=== SHORT PROBLEM ===
Below is a block of records; repeat each one exactly.

======== DATA RECORDS

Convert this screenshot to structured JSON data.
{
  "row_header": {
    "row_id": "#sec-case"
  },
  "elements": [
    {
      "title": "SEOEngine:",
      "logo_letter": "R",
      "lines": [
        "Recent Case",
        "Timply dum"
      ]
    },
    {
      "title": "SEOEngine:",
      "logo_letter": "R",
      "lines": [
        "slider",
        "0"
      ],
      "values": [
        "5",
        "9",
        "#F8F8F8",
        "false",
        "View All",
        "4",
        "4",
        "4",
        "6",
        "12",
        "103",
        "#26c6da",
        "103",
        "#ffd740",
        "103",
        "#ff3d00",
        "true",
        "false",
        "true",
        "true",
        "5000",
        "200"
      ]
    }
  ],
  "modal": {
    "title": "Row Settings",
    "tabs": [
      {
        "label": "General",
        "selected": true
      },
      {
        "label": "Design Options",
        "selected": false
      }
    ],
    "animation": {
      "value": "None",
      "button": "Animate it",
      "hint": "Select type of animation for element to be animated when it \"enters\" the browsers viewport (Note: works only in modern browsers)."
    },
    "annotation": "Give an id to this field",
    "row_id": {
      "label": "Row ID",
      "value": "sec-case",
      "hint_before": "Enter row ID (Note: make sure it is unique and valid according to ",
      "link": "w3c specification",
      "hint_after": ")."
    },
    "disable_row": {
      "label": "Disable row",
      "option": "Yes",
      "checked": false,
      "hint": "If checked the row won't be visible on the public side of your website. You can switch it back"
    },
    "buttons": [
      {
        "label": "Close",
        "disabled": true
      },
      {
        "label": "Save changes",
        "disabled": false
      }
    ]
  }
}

================

=== SOLUTION TO THE EXERCISE ===
Convert this screenshot to structured JSON data.
{
  "row_header": {
    "row_id": "#sec-case"
  },
  "elements": [
    {
      "title": "SEOEngine:",
      "logo_letter": "R",
      "lines": [
        "Recent Case",
        "Timply dum"
      ]
    },
    {
      "title": "SEOEngine:",
      "logo_letter": "R",
      "lines": [
        "slider",
        "0"
      ],
      "values": [
        "5",
        "9",
        "#F8F8F8",
        "false",
        "View All",
        "4",
        "4",
        "4",
        "6",
        "12",
        "103",
        "#26c6da",
        "103",
        "#ffd740",
        "103",
        "#ff3d00",
        "true",
        "false",
        "true",
        "true",
        "5000",
        "200"
      ]
    }
  ],
  "modal": {
    "title": "Row Settings",
    "tabs": [
      {
        "label": "General",
        "selected": true
      },
      {
        "label": "Design Options",
        "selected": false
      }
    ],
    "animation": {
      "value": "None",
      "button": "Animate it",
      "hint": "Select type of animation for element to be animated when it \"enters\" the browsers viewport (Note: works only in modern browsers)."
    },
    "annotation": "Give an id to this field",
    "row_id": {
      "label": "Row ID",
      "value": "sec-case",
      "hint_before": "Enter row ID (Note: make sure it is unique and valid according to ",
      "link": "w3c specification",
      "hint_after": ")."
    },
    "disable_row": {
      "label": "Disable row",
      "option": "Yes",
      "checked": false,
      "hint": "If checked the row won't be visible on the public side of your website. You can switch it back"
    },
    "buttons": [
      {
        "label": "Close",
        "disabled": true
      },
      {
        "label": "Save changes",
        "disabled": false
      }
    ]
  }
}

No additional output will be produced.